[Exercise details]
Report each line of the records where "icon" occurs.
-------- Listed entries --------
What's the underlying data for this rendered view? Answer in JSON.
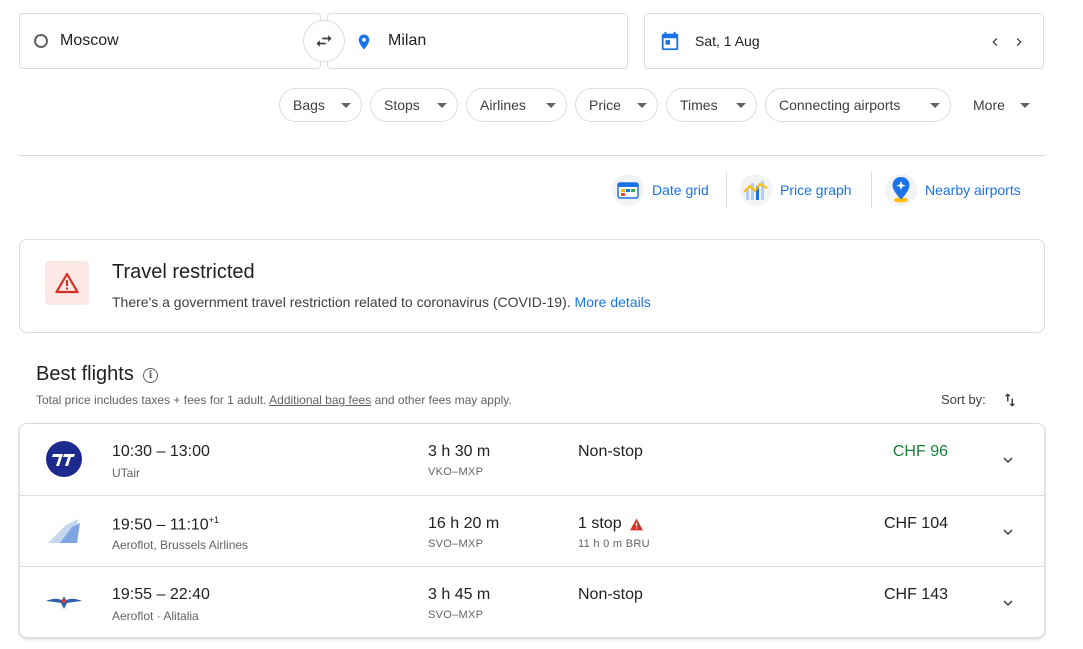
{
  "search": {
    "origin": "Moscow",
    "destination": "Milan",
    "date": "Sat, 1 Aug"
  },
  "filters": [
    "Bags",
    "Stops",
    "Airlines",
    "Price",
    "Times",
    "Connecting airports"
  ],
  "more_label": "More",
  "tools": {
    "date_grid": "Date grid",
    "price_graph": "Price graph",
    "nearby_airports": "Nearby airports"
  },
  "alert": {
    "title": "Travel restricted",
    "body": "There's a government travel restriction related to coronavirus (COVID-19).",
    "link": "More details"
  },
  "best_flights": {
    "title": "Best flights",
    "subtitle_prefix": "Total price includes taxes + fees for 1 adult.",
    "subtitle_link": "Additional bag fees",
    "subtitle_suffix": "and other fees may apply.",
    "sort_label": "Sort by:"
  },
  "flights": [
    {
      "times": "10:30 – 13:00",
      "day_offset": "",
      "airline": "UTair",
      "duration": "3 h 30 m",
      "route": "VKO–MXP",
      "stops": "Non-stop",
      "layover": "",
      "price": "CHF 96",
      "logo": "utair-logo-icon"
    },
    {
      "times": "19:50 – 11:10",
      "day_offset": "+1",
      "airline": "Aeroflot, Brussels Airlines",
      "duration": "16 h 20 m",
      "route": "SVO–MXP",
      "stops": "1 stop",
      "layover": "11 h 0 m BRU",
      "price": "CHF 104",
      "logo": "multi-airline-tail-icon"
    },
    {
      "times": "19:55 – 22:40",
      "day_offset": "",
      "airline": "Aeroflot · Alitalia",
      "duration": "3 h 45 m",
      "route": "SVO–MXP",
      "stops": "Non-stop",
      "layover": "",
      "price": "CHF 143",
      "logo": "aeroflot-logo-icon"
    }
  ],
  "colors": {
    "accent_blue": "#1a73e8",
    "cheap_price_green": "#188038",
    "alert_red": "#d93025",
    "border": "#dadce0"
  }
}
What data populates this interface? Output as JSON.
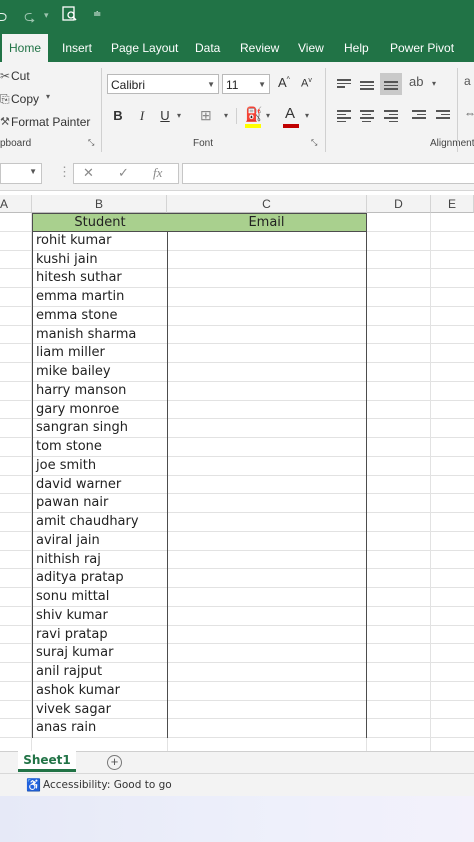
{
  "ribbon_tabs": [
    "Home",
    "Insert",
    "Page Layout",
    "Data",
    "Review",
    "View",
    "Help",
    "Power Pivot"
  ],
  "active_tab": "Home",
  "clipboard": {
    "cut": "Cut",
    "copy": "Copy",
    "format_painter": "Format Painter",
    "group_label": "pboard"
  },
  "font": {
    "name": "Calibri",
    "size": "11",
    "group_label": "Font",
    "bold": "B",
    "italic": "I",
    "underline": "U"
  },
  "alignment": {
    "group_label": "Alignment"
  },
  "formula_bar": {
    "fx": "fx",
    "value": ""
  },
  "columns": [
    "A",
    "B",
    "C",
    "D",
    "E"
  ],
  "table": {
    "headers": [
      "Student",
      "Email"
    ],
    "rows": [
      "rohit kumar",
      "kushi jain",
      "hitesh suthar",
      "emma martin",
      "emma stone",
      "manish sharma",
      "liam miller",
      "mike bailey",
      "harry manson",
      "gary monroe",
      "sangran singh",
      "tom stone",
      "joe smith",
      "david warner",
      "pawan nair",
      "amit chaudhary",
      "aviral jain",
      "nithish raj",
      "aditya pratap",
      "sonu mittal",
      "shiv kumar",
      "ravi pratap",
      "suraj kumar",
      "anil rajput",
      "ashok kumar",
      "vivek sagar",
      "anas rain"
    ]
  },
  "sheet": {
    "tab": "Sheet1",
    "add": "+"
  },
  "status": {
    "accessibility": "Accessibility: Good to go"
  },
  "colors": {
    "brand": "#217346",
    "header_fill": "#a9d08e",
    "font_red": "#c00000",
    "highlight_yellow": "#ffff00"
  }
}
--------
[Exercise answer]
      "logo": "utair-logo-icon"
      "logo": "multi-airline-tail-icon"
      "logo": "aeroflot-logo-icon"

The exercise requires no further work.